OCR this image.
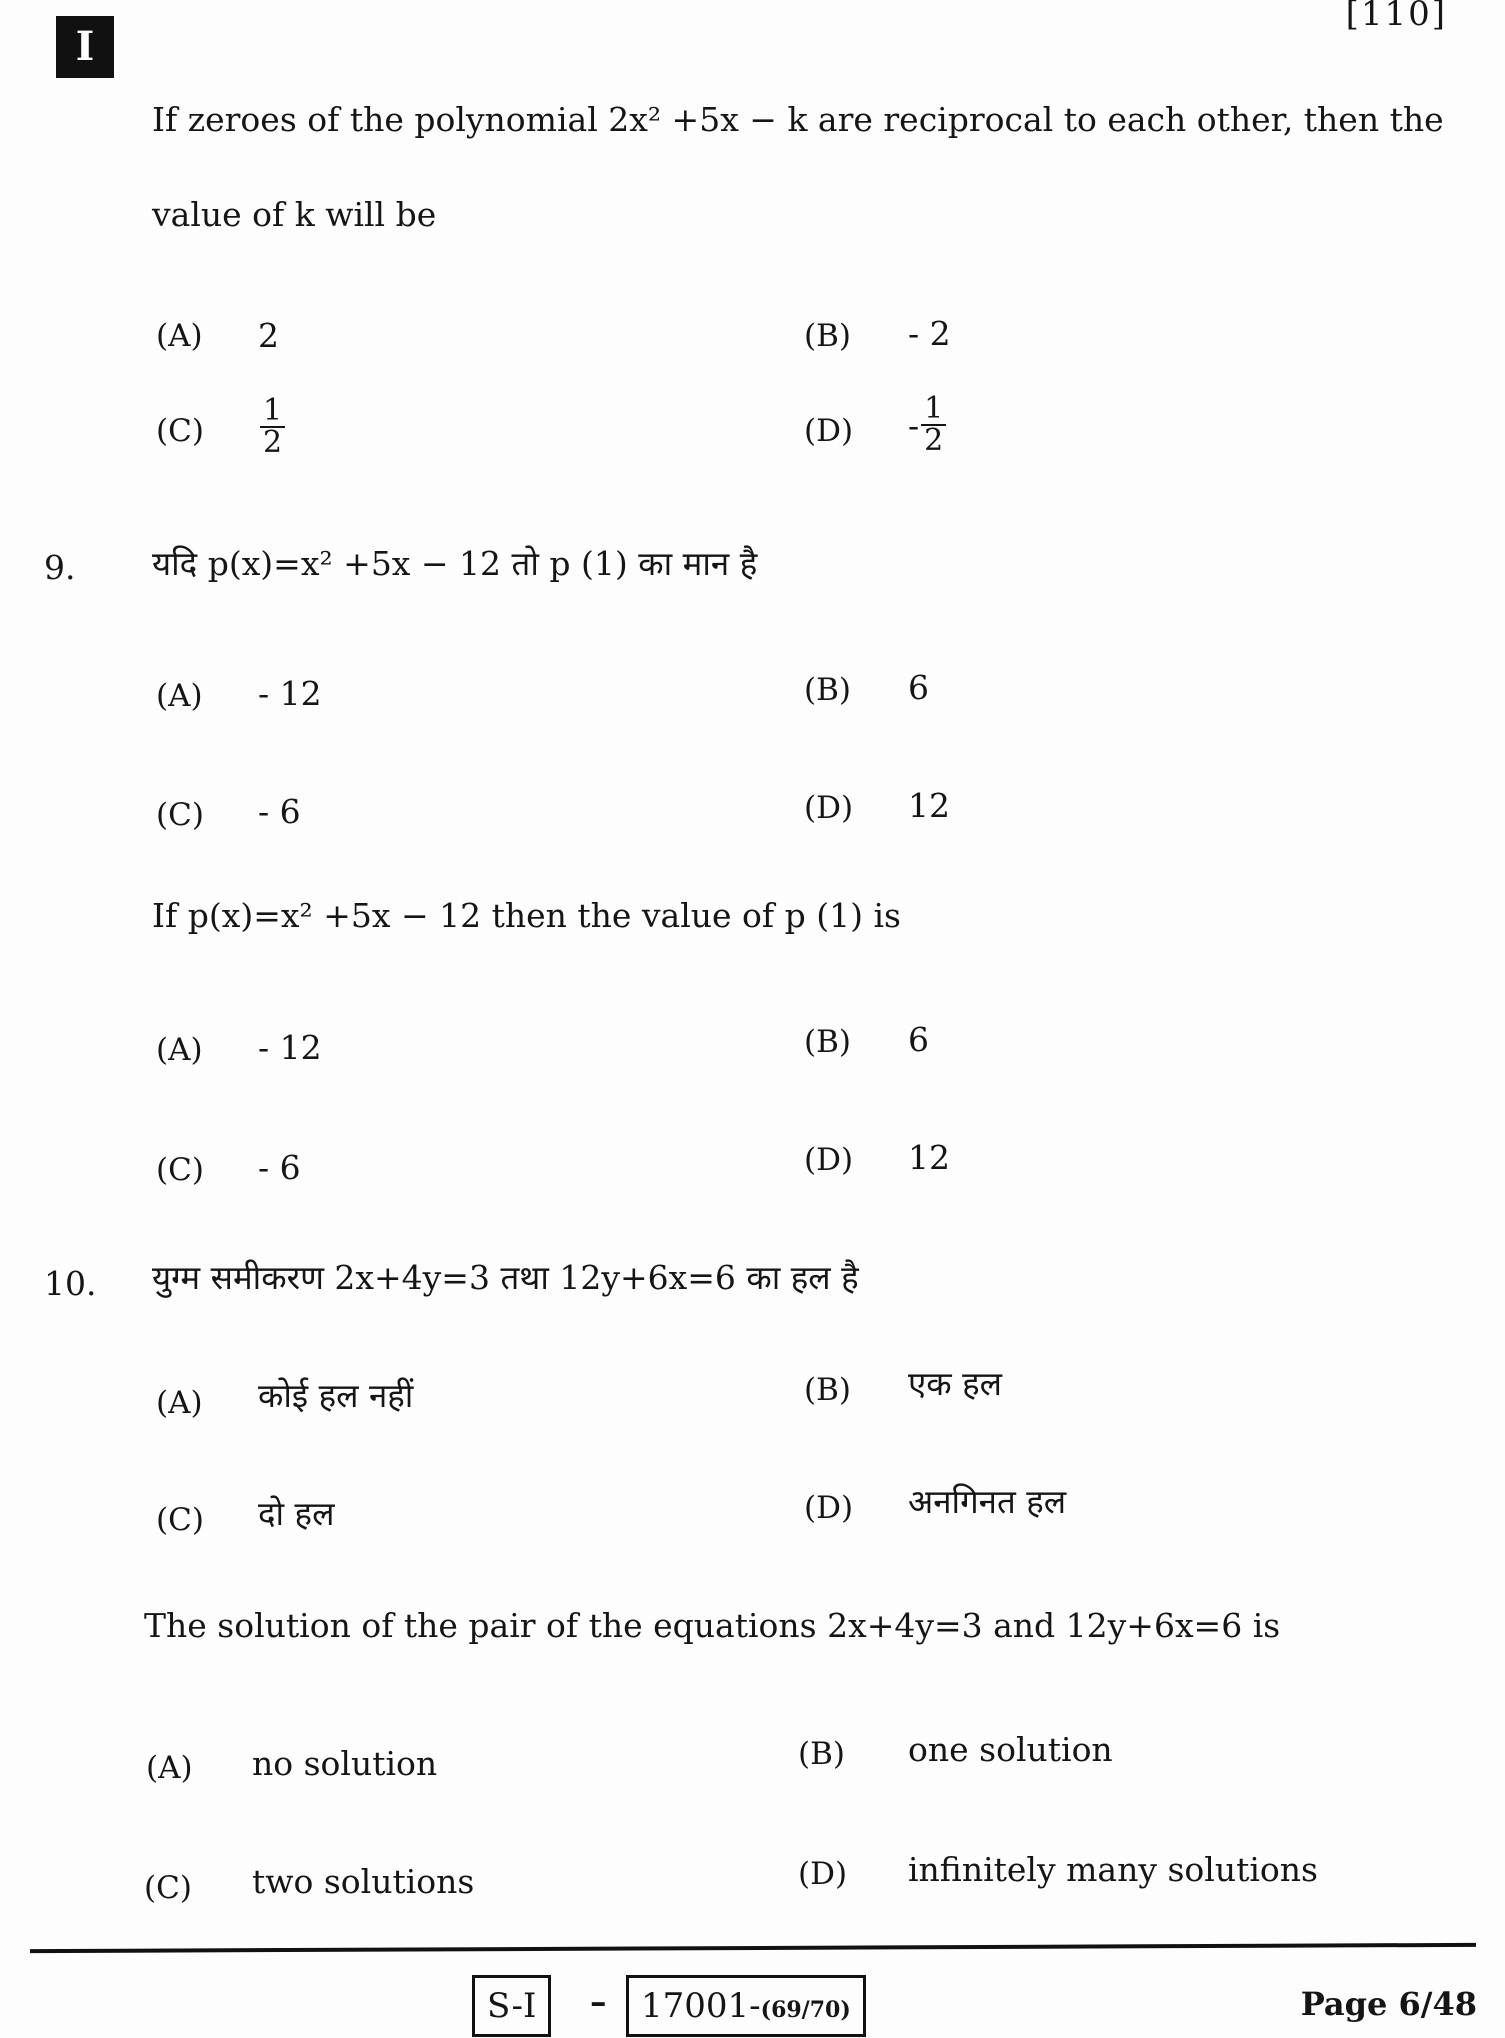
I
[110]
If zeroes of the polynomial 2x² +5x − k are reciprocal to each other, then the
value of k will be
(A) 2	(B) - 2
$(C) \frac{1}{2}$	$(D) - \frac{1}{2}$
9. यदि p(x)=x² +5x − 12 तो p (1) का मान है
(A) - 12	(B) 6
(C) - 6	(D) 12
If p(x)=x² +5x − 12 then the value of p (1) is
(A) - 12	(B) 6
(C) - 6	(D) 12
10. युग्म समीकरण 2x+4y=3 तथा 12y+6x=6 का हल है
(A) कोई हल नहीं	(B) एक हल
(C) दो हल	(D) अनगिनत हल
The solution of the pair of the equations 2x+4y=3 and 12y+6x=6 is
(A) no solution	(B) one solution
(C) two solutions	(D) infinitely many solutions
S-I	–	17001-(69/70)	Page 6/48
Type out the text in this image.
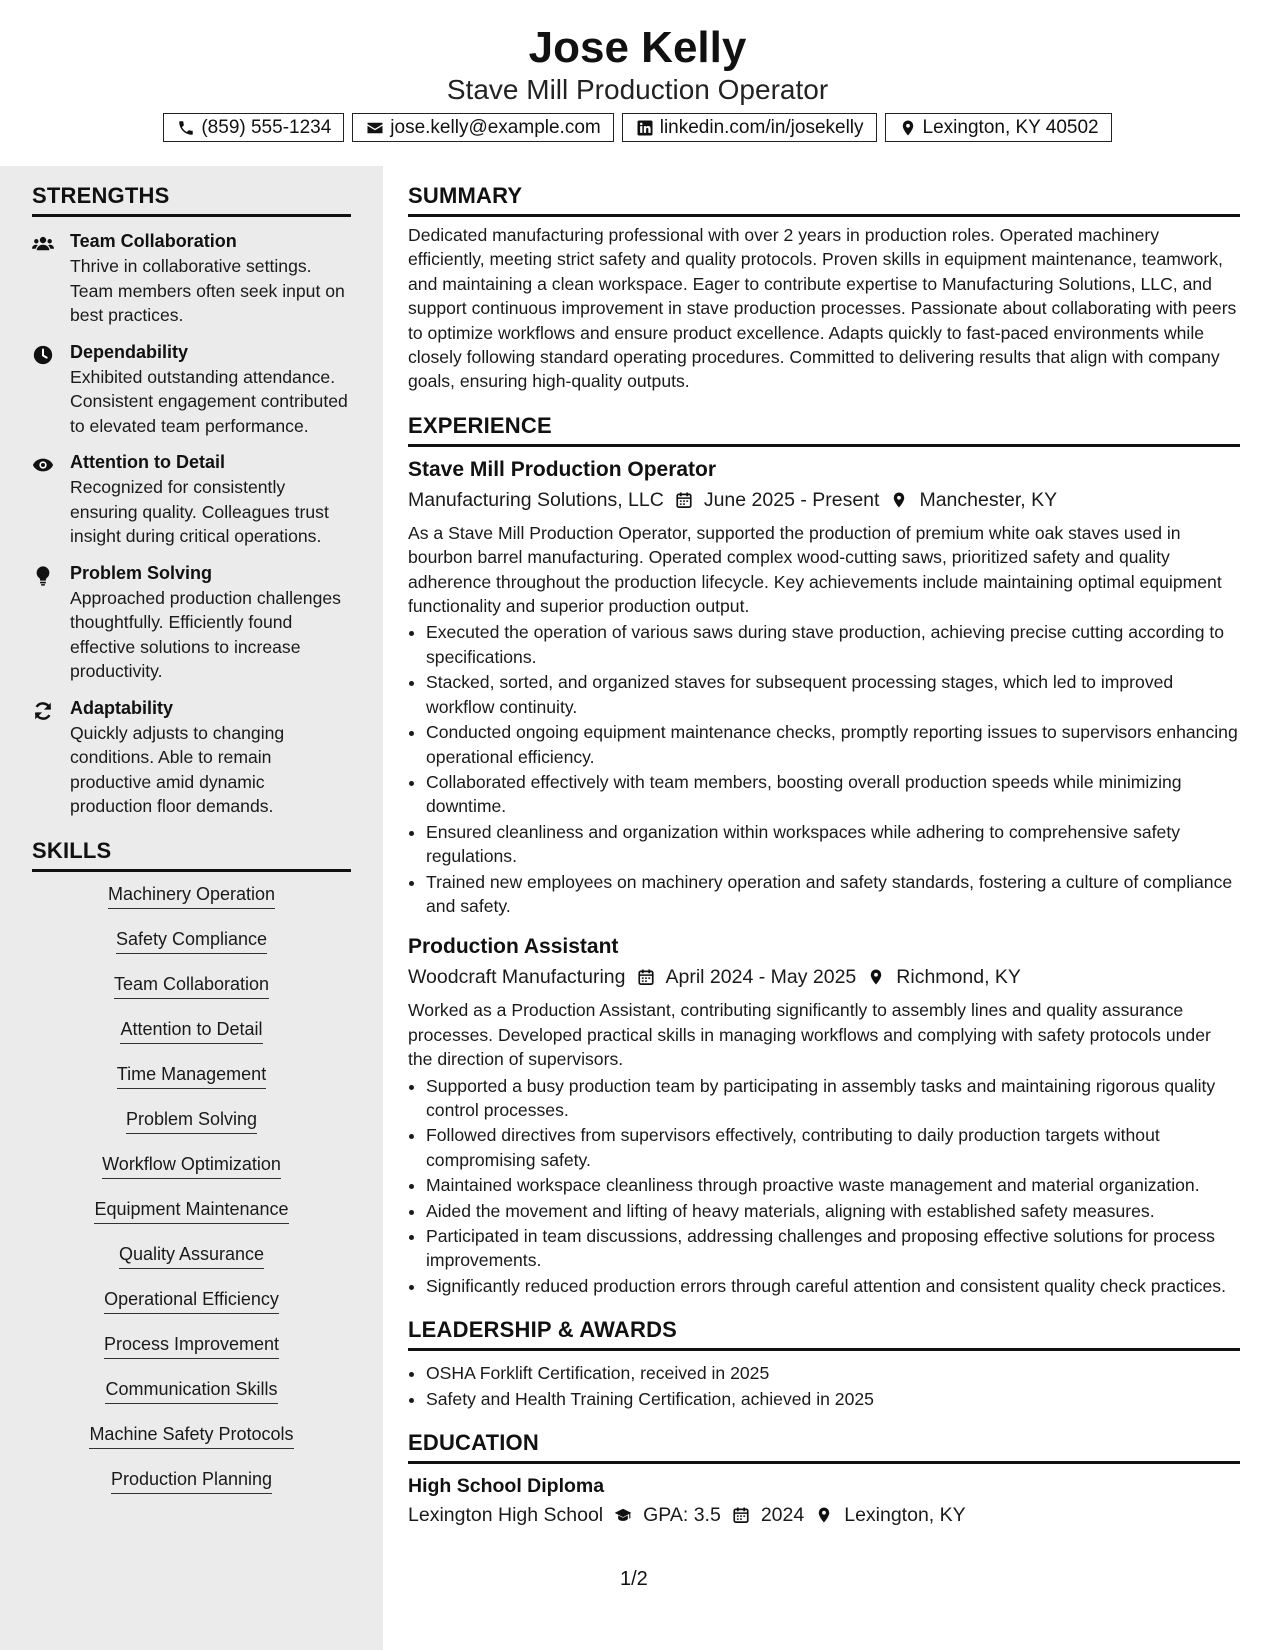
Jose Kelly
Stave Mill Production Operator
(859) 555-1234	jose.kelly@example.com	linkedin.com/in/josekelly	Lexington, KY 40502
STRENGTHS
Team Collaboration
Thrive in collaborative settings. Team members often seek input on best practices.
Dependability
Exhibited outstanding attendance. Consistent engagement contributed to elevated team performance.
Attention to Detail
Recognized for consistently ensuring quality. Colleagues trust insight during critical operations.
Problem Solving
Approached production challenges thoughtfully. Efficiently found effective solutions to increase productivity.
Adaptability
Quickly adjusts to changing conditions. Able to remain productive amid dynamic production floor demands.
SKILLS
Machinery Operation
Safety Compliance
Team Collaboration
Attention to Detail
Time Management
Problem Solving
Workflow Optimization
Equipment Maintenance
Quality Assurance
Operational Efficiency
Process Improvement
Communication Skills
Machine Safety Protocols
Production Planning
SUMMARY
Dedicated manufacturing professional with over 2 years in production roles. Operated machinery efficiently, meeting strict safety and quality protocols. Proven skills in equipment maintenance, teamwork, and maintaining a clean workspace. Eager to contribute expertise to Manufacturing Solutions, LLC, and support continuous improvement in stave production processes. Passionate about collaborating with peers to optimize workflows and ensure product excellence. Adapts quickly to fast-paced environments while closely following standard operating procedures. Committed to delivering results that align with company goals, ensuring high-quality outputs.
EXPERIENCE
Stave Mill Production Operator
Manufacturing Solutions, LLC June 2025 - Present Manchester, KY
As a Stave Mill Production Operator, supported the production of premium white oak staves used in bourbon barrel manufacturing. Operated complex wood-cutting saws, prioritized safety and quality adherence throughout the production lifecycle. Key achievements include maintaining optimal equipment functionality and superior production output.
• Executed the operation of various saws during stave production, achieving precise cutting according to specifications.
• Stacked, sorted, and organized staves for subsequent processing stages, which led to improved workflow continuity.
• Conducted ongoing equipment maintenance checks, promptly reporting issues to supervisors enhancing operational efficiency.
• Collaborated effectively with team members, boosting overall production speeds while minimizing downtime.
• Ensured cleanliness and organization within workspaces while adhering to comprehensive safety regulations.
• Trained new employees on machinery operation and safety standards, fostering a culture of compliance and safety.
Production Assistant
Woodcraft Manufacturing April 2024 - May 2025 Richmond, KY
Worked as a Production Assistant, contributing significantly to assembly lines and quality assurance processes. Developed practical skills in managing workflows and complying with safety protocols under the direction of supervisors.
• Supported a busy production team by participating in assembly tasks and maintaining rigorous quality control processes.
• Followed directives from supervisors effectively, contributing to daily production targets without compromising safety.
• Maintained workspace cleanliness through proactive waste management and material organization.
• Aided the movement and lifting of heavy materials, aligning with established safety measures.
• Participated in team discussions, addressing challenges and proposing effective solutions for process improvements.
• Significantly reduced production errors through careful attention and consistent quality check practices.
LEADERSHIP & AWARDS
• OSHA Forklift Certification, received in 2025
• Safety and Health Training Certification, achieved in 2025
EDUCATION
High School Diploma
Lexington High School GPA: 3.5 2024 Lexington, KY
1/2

------

■ **Exercise**
All of the lines above should be printed exactly, minus the pictures.

■ **Complete answer**
OCR this image.
I
[110]
If zeroes of the polynomial 2x² +5x − k are reciprocal to each other, then the
value of k will be
(A) 2	(B) - 2
$(C) \frac{1}{2}$	$(D) - \frac{1}{2}$
9. यदि p(x)=x² +5x − 12 तो p (1) का मान है
(A) - 12	(B) 6
(C) - 6	(D) 12
If p(x)=x² +5x − 12 then the value of p (1) is
(A) - 12	(B) 6
(C) - 6	(D) 12
10. युग्म समीकरण 2x+4y=3 तथा 12y+6x=6 का हल है
(A) कोई हल नहीं	(B) एक हल
(C) दो हल	(D) अनगिनत हल
The solution of the pair of the equations 2x+4y=3 and 12y+6x=6 is
(A) no solution	(B) one solution
(C) two solutions	(D) infinitely many solutions
S-I	–	17001-(69/70)	Page 6/48
Type out the text in this image.
Jose Kelly
Stave Mill Production Operator
(859) 555-1234	jose.kelly@example.com	linkedin.com/in/josekelly	Lexington, KY 40502
STRENGTHS
Team Collaboration
Thrive in collaborative settings. Team members often seek input on best practices.
Dependability
Exhibited outstanding attendance. Consistent engagement contributed to elevated team performance.
Attention to Detail
Recognized for consistently ensuring quality. Colleagues trust insight during critical operations.
Problem Solving
Approached production challenges thoughtfully. Efficiently found effective solutions to increase productivity.
Adaptability
Quickly adjusts to changing conditions. Able to remain productive amid dynamic production floor demands.
SKILLS
Machinery Operation
Safety Compliance
Team Collaboration
Attention to Detail
Time Management
Problem Solving
Workflow Optimization
Equipment Maintenance
Quality Assurance
Operational Efficiency
Process Improvement
Communication Skills
Machine Safety Protocols
Production Planning
SUMMARY
Dedicated manufacturing professional with over 2 years in production roles. Operated machinery efficiently, meeting strict safety and quality protocols. Proven skills in equipment maintenance, teamwork, and maintaining a clean workspace. Eager to contribute expertise to Manufacturing Solutions, LLC, and support continuous improvement in stave production processes. Passionate about collaborating with peers to optimize workflows and ensure product excellence. Adapts quickly to fast-paced environments while closely following standard operating procedures. Committed to delivering results that align with company goals, ensuring high-quality outputs.
EXPERIENCE
Stave Mill Production Operator
Manufacturing Solutions, LLC June 2025 - Present Manchester, KY
As a Stave Mill Production Operator, supported the production of premium white oak staves used in bourbon barrel manufacturing. Operated complex wood-cutting saws, prioritized safety and quality adherence throughout the production lifecycle. Key achievements include maintaining optimal equipment functionality and superior production output.
• Executed the operation of various saws during stave production, achieving precise cutting according to specifications.
• Stacked, sorted, and organized staves for subsequent processing stages, which led to improved workflow continuity.
• Conducted ongoing equipment maintenance checks, promptly reporting issues to supervisors enhancing operational efficiency.
• Collaborated effectively with team members, boosting overall production speeds while minimizing downtime.
• Ensured cleanliness and organization within workspaces while adhering to comprehensive safety regulations.
• Trained new employees on machinery operation and safety standards, fostering a culture of compliance and safety.
Production Assistant
Woodcraft Manufacturing April 2024 - May 2025 Richmond, KY
Worked as a Production Assistant, contributing significantly to assembly lines and quality assurance processes. Developed practical skills in managing workflows and complying with safety protocols under the direction of supervisors.
• Supported a busy production team by participating in assembly tasks and maintaining rigorous quality control processes.
• Followed directives from supervisors effectively, contributing to daily production targets without compromising safety.
• Maintained workspace cleanliness through proactive waste management and material organization.
• Aided the movement and lifting of heavy materials, aligning with established safety measures.
• Participated in team discussions, addressing challenges and proposing effective solutions for process improvements.
• Significantly reduced production errors through careful attention and consistent quality check practices.
LEADERSHIP & AWARDS
• OSHA Forklift Certification, received in 2025
• Safety and Health Training Certification, achieved in 2025
EDUCATION
High School Diploma
Lexington High School GPA: 3.5 2024 Lexington, KY
1/2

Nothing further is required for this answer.